**Exercise prompt**
Reproduce the median filter text word for word, starting at "Neighborhood averaging can" and continuing up to and including "in the image.".

**Supplied text**
Median Filter

Neighborhood averaging can suppress isolated out-of-range noise, but the side effect is that it also blurs sudden changes such as line featuress, sharp edges, and other image details all corresponding to high spatial frequencies.

The median filter is an effective method that can, to some extent, distinguish out-of-range isolated noise from legitmate image features such as edges and lines. Specifically, the median filter replaces a pixel by the median, instead of the average, of all pixels in a neighborhood $w$

$\displaystyle y[m,n]=median\{ x[i,j], (i,j) \in w \}$

(16)

where

represents a neighborhood defined by the user, centered around location $[m,n]$

in the image.

**Given entries**
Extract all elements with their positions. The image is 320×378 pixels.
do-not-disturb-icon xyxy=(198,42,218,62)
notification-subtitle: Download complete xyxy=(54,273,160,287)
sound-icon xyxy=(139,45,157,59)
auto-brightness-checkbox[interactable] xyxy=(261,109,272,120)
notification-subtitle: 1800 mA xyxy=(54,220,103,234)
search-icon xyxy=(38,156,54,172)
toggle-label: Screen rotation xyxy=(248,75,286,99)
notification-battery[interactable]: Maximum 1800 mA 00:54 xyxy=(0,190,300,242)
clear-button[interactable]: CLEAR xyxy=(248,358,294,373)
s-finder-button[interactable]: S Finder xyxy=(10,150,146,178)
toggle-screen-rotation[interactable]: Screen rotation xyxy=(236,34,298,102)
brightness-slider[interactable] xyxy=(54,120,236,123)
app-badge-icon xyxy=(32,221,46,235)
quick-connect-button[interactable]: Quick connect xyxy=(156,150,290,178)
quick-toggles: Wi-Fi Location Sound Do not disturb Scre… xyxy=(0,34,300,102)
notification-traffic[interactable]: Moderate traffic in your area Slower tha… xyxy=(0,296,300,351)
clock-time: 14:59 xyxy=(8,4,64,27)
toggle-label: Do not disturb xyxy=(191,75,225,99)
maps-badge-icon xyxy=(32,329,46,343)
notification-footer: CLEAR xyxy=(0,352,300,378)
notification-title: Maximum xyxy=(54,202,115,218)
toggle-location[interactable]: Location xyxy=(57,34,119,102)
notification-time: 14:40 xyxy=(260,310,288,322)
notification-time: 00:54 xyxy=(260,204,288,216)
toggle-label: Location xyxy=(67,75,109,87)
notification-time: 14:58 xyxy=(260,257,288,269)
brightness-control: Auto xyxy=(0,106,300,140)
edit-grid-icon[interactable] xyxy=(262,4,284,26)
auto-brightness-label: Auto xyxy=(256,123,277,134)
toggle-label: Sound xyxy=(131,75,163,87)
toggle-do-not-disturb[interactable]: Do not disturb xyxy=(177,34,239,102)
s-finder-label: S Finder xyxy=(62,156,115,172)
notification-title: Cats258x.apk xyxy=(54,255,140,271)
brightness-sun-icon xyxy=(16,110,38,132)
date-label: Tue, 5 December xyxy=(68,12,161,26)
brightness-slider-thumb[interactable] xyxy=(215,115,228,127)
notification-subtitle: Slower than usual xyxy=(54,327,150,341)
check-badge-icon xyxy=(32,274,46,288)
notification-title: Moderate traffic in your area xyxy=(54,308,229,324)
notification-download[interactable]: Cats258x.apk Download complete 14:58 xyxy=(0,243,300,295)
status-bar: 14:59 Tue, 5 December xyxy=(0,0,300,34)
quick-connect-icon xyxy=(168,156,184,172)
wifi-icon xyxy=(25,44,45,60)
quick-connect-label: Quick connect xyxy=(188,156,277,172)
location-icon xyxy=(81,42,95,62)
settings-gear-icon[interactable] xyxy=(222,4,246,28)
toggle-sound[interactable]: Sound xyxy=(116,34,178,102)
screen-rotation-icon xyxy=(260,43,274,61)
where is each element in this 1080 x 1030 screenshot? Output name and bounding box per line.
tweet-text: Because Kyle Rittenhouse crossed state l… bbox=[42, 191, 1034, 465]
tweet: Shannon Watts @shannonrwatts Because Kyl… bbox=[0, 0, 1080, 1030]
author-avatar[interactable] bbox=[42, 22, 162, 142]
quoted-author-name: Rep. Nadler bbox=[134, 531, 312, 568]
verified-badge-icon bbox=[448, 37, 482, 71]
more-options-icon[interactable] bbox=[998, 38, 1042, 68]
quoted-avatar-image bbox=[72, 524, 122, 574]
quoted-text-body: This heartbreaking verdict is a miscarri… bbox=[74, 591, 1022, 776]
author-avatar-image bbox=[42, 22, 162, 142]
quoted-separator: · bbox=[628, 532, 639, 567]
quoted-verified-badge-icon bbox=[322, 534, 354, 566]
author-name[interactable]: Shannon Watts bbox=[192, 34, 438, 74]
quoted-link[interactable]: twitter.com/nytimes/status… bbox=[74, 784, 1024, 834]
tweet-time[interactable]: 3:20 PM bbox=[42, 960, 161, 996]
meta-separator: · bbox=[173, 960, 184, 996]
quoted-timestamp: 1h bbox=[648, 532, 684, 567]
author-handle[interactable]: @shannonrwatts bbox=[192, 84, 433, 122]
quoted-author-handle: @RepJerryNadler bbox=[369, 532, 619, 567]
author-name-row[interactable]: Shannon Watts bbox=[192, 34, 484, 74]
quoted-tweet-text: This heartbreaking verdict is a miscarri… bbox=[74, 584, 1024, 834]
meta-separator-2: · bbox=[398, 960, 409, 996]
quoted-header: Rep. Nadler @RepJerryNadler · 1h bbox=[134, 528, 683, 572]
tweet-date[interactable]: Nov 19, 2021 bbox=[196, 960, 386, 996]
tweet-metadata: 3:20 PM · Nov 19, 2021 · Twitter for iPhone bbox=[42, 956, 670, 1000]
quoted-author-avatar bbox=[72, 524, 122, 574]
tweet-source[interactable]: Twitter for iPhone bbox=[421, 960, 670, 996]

**Exercise response**
Neighborhood averaging can suppress isolated out-of-range noise, but the side effect is that it also blurs sudden changes such as line featuress, sharp edges, and other image details all corresponding to high spatial frequencies.

The median filter is an effective method that can, to some extent, distinguish out-of-range isolated noise from legitmate image features such as edges and lines. Specifically, the median filter replaces a pixel by the median, instead of the average, of all pixels in a neighborhood $w$

$\displaystyle y[m,n]=median\{ x[i,j], (i,j) \in w \}$

(16)

where

represents a neighborhood defined by the user, centered around location $[m,n]$

in the image.